- _Exercise details_
Give the listing again character for character, but drop the images.
──────── Data rows ────────
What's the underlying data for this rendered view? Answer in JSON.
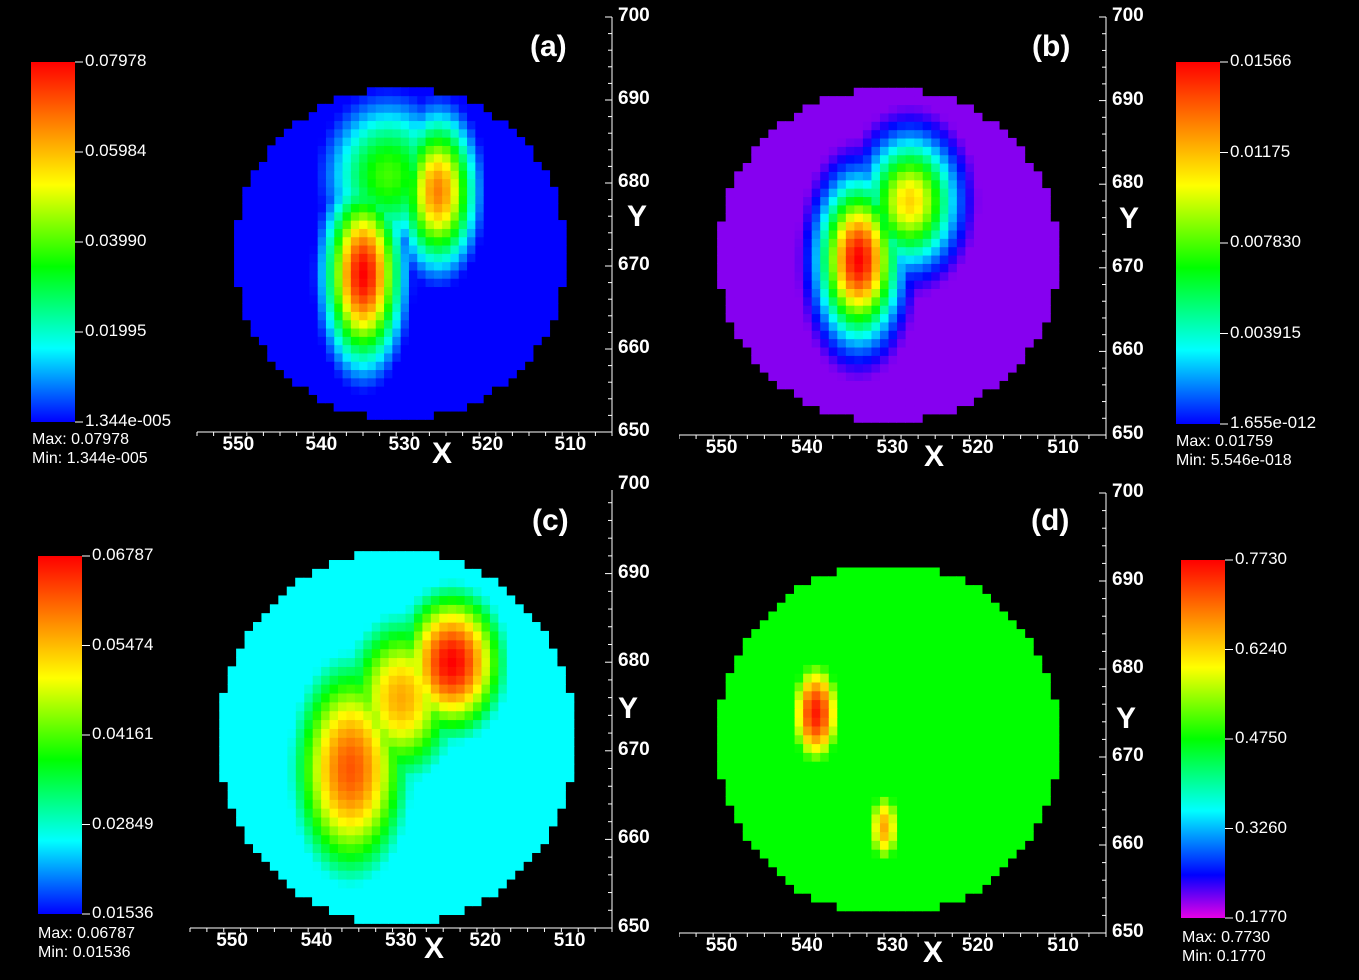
{
  "colors": {
    "background": "#000000",
    "text": "#ffffff"
  },
  "chart_data": [
    {
      "type": "heatmap",
      "panel_label": "(a)",
      "xlabel": "X",
      "ylabel": "Y",
      "xticks": [
        "550",
        "540",
        "530",
        "520",
        "510"
      ],
      "yticks": [
        "700",
        "690",
        "680",
        "670",
        "660",
        "650"
      ],
      "xlim": [
        555,
        505
      ],
      "ylim": [
        650,
        700
      ],
      "colorscale": "rainbow",
      "colorbar_ticks": [
        "0.07978",
        "0.05984",
        "0.03990",
        "0.01995",
        "1.344e-005"
      ],
      "stats": {
        "max_label": "Max:",
        "max": "0.07978",
        "min_label": "Min:",
        "min": "1.344e-005"
      },
      "domain": {
        "center_x": 530.5,
        "center_y": 671.5,
        "radius": 20
      },
      "field": {
        "base": 0.12,
        "hotspots": [
          {
            "x": 535,
            "y": 669,
            "value": 1.0,
            "sx": 3.0,
            "sy": 7
          },
          {
            "x": 526,
            "y": 679,
            "value": 0.85,
            "sx": 3.0,
            "sy": 6
          },
          {
            "x": 532,
            "y": 681,
            "value": 0.55,
            "sx": 5.0,
            "sy": 6
          }
        ]
      }
    },
    {
      "type": "heatmap",
      "panel_label": "(b)",
      "xlabel": "X",
      "ylabel": "Y",
      "xticks": [
        "550",
        "540",
        "530",
        "520",
        "510"
      ],
      "yticks": [
        "700",
        "690",
        "680",
        "670",
        "660",
        "650"
      ],
      "xlim": [
        555,
        505
      ],
      "ylim": [
        650,
        700
      ],
      "colorscale": "rainbow",
      "colorbar_ticks": [
        "0.01566",
        "0.01175",
        "0.007830",
        "0.003915",
        "1.655e-012"
      ],
      "stats": {
        "max_label": "Max:",
        "max": "0.01759",
        "min_label": "Min:",
        "min": "5.546e-018"
      },
      "domain": {
        "center_x": 530.5,
        "center_y": 671.5,
        "radius": 20
      },
      "field": {
        "base": 0.05,
        "hotspots": [
          {
            "x": 534,
            "y": 671,
            "value": 1.0,
            "sx": 3.0,
            "sy": 6
          },
          {
            "x": 528,
            "y": 678,
            "value": 0.75,
            "sx": 3.5,
            "sy": 5
          }
        ]
      }
    },
    {
      "type": "heatmap",
      "panel_label": "(c)",
      "xlabel": "X",
      "ylabel": "Y",
      "xticks": [
        "550",
        "540",
        "530",
        "520",
        "510"
      ],
      "yticks": [
        "700",
        "690",
        "680",
        "670",
        "660",
        "650"
      ],
      "xlim": [
        555,
        505
      ],
      "ylim": [
        650,
        700
      ],
      "colorscale": "rainbow",
      "colorbar_ticks": [
        "0.06787",
        "0.05474",
        "0.04161",
        "0.02849",
        "0.01536"
      ],
      "stats": {
        "max_label": "Max:",
        "max": "0.06787",
        "min_label": "Min:",
        "min": "0.01536"
      },
      "domain": {
        "center_x": 530.5,
        "center_y": 671.5,
        "radius": 21
      },
      "field": {
        "base": 0.3,
        "hotspots": [
          {
            "x": 536,
            "y": 668,
            "value": 0.9,
            "sx": 5.0,
            "sy": 9
          },
          {
            "x": 524,
            "y": 680,
            "value": 1.0,
            "sx": 4.5,
            "sy": 6
          },
          {
            "x": 530,
            "y": 676,
            "value": 0.8,
            "sx": 5.0,
            "sy": 7
          }
        ]
      }
    },
    {
      "type": "heatmap",
      "panel_label": "(d)",
      "xlabel": "X",
      "ylabel": "Y",
      "xticks": [
        "550",
        "540",
        "530",
        "520",
        "510"
      ],
      "yticks": [
        "700",
        "690",
        "680",
        "670",
        "660",
        "650"
      ],
      "xlim": [
        555,
        505
      ],
      "ylim": [
        650,
        700
      ],
      "colorscale": "rainbow",
      "colorbar_ticks": [
        "0.7730",
        "0.6240",
        "0.4750",
        "0.3260",
        "0.1770"
      ],
      "stats": {
        "max_label": "Max:",
        "max": "0.7730",
        "min_label": "Min:",
        "min": "0.1770"
      },
      "domain": {
        "center_x": 530.5,
        "center_y": 672,
        "radius": 20
      },
      "field": {
        "base": 0.5,
        "hotspots": [
          {
            "x": 539,
            "y": 675,
            "value": 0.97,
            "sx": 2.5,
            "sy": 5
          },
          {
            "x": 531,
            "y": 662,
            "value": 0.8,
            "sx": 1.8,
            "sy": 4
          },
          {
            "x": 512,
            "y": 660,
            "value": 0.15,
            "sx": 2.5,
            "sy": 3
          }
        ]
      }
    }
  ]
}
────────
- _Output for this task_
What's the underlying data for this rendered view? Answer in JSON.
{
  "colors": {
    "background": "#000000",
    "text": "#ffffff"
  },
  "chart_data": [
    {
      "type": "heatmap",
      "panel_label": "(a)",
      "xlabel": "X",
      "ylabel": "Y",
      "xticks": [
        "550",
        "540",
        "530",
        "520",
        "510"
      ],
      "yticks": [
        "700",
        "690",
        "680",
        "670",
        "660",
        "650"
      ],
      "xlim": [
        555,
        505
      ],
      "ylim": [
        650,
        700
      ],
      "colorscale": "rainbow",
      "colorbar_ticks": [
        "0.07978",
        "0.05984",
        "0.03990",
        "0.01995",
        "1.344e-005"
      ],
      "stats": {
        "max_label": "Max:",
        "max": "0.07978",
        "min_label": "Min:",
        "min": "1.344e-005"
      },
      "domain": {
        "center_x": 530.5,
        "center_y": 671.5,
        "radius": 20
      },
      "field": {
        "base": 0.12,
        "hotspots": [
          {
            "x": 535,
            "y": 669,
            "value": 1.0,
            "sx": 3.0,
            "sy": 7
          },
          {
            "x": 526,
            "y": 679,
            "value": 0.85,
            "sx": 3.0,
            "sy": 6
          },
          {
            "x": 532,
            "y": 681,
            "value": 0.55,
            "sx": 5.0,
            "sy": 6
          }
        ]
      }
    },
    {
      "type": "heatmap",
      "panel_label": "(b)",
      "xlabel": "X",
      "ylabel": "Y",
      "xticks": [
        "550",
        "540",
        "530",
        "520",
        "510"
      ],
      "yticks": [
        "700",
        "690",
        "680",
        "670",
        "660",
        "650"
      ],
      "xlim": [
        555,
        505
      ],
      "ylim": [
        650,
        700
      ],
      "colorscale": "rainbow",
      "colorbar_ticks": [
        "0.01566",
        "0.01175",
        "0.007830",
        "0.003915",
        "1.655e-012"
      ],
      "stats": {
        "max_label": "Max:",
        "max": "0.01759",
        "min_label": "Min:",
        "min": "5.546e-018"
      },
      "domain": {
        "center_x": 530.5,
        "center_y": 671.5,
        "radius": 20
      },
      "field": {
        "base": 0.05,
        "hotspots": [
          {
            "x": 534,
            "y": 671,
            "value": 1.0,
            "sx": 3.0,
            "sy": 6
          },
          {
            "x": 528,
            "y": 678,
            "value": 0.75,
            "sx": 3.5,
            "sy": 5
          }
        ]
      }
    },
    {
      "type": "heatmap",
      "panel_label": "(c)",
      "xlabel": "X",
      "ylabel": "Y",
      "xticks": [
        "550",
        "540",
        "530",
        "520",
        "510"
      ],
      "yticks": [
        "700",
        "690",
        "680",
        "670",
        "660",
        "650"
      ],
      "xlim": [
        555,
        505
      ],
      "ylim": [
        650,
        700
      ],
      "colorscale": "rainbow",
      "colorbar_ticks": [
        "0.06787",
        "0.05474",
        "0.04161",
        "0.02849",
        "0.01536"
      ],
      "stats": {
        "max_label": "Max:",
        "max": "0.06787",
        "min_label": "Min:",
        "min": "0.01536"
      },
      "domain": {
        "center_x": 530.5,
        "center_y": 671.5,
        "radius": 21
      },
      "field": {
        "base": 0.3,
        "hotspots": [
          {
            "x": 536,
            "y": 668,
            "value": 0.9,
            "sx": 5.0,
            "sy": 9
          },
          {
            "x": 524,
            "y": 680,
            "value": 1.0,
            "sx": 4.5,
            "sy": 6
          },
          {
            "x": 530,
            "y": 676,
            "value": 0.8,
            "sx": 5.0,
            "sy": 7
          }
        ]
      }
    },
    {
      "type": "heatmap",
      "panel_label": "(d)",
      "xlabel": "X",
      "ylabel": "Y",
      "xticks": [
        "550",
        "540",
        "530",
        "520",
        "510"
      ],
      "yticks": [
        "700",
        "690",
        "680",
        "670",
        "660",
        "650"
      ],
      "xlim": [
        555,
        505
      ],
      "ylim": [
        650,
        700
      ],
      "colorscale": "rainbow",
      "colorbar_ticks": [
        "0.7730",
        "0.6240",
        "0.4750",
        "0.3260",
        "0.1770"
      ],
      "stats": {
        "max_label": "Max:",
        "max": "0.7730",
        "min_label": "Min:",
        "min": "0.1770"
      },
      "domain": {
        "center_x": 530.5,
        "center_y": 672,
        "radius": 20
      },
      "field": {
        "base": 0.5,
        "hotspots": [
          {
            "x": 539,
            "y": 675,
            "value": 0.97,
            "sx": 2.5,
            "sy": 5
          },
          {
            "x": 531,
            "y": 662,
            "value": 0.8,
            "sx": 1.8,
            "sy": 4
          },
          {
            "x": 512,
            "y": 660,
            "value": 0.15,
            "sx": 2.5,
            "sy": 3
          }
        ]
      }
    }
  ]
}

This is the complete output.